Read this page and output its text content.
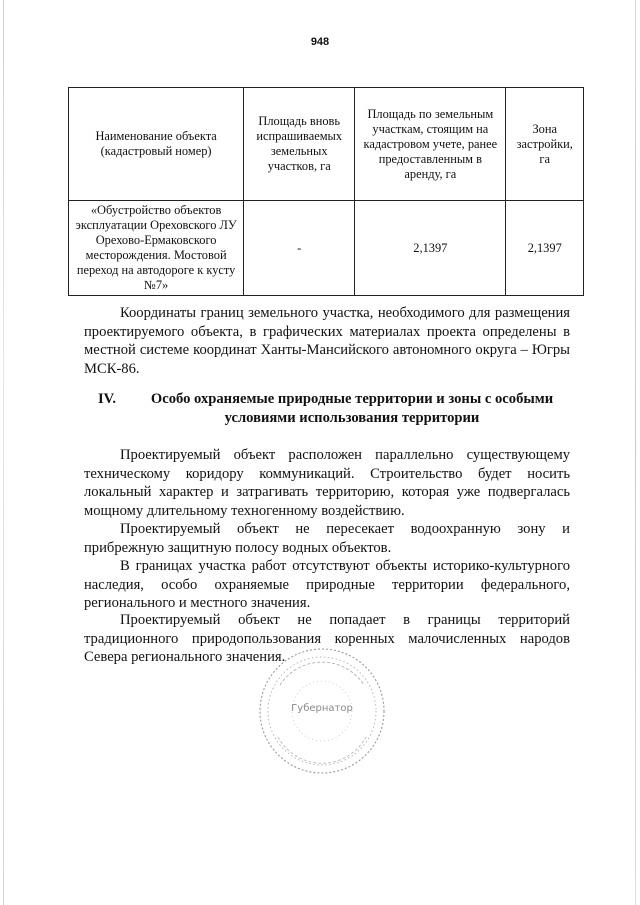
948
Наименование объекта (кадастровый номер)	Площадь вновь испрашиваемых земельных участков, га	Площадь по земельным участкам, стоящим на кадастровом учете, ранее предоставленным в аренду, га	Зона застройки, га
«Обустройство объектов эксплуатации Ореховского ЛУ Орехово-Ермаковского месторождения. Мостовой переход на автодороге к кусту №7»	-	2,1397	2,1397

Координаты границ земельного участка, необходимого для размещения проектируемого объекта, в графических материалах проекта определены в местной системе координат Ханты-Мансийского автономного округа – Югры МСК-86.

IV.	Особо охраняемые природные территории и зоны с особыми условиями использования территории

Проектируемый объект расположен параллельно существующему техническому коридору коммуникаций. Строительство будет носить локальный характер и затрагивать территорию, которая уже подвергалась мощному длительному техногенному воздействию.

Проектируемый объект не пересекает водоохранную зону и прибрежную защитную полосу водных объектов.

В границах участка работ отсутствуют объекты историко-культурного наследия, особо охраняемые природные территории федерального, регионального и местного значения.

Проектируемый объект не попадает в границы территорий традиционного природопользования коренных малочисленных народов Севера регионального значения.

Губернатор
==
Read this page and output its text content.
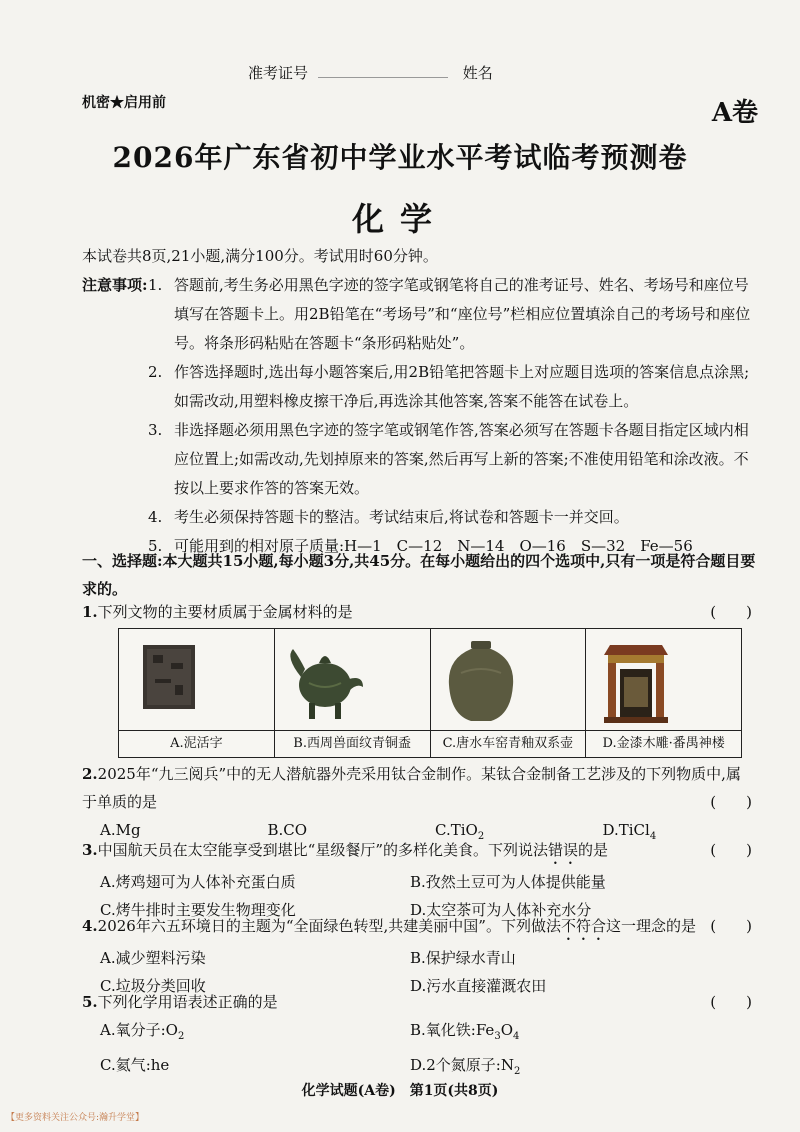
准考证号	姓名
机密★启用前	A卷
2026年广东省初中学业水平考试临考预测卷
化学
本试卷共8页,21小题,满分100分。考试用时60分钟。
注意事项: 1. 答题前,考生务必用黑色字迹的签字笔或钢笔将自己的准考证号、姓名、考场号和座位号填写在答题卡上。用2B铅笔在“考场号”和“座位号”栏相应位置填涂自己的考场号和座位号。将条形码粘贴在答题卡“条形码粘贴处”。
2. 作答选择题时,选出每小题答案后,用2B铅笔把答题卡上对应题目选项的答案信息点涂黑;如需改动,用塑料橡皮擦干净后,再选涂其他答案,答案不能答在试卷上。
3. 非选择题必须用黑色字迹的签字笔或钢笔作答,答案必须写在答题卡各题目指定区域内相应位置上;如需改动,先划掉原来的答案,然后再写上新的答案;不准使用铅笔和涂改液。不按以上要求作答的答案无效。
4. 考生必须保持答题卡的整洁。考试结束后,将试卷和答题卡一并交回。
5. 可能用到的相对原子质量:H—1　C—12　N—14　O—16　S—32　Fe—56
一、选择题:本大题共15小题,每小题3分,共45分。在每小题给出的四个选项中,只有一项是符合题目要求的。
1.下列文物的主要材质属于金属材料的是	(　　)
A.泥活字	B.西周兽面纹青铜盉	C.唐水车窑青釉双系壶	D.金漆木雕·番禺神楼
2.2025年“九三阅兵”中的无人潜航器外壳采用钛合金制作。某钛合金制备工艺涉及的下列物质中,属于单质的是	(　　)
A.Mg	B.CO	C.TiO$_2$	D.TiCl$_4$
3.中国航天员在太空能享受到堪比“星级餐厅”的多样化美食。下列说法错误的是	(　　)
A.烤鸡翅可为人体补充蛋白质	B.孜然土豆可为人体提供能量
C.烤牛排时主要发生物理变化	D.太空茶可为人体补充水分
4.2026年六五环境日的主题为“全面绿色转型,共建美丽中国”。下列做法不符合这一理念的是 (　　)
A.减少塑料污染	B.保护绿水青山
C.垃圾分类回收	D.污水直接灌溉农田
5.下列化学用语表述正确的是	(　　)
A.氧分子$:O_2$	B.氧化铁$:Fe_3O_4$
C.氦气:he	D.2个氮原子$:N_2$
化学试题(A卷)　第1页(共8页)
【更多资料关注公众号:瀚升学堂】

PROBLEM REQUIREMENTS:
Of the lines above, copy each that contains "природные".

REPLY TO THE TASK:
IV.	Особо охраняемые природные территории и зоны с особыми условиями использования территории
В границах участка работ отсутствуют объекты историко-культурного наследия, особо охраняемые природные территории федерального, регионального и местного значения.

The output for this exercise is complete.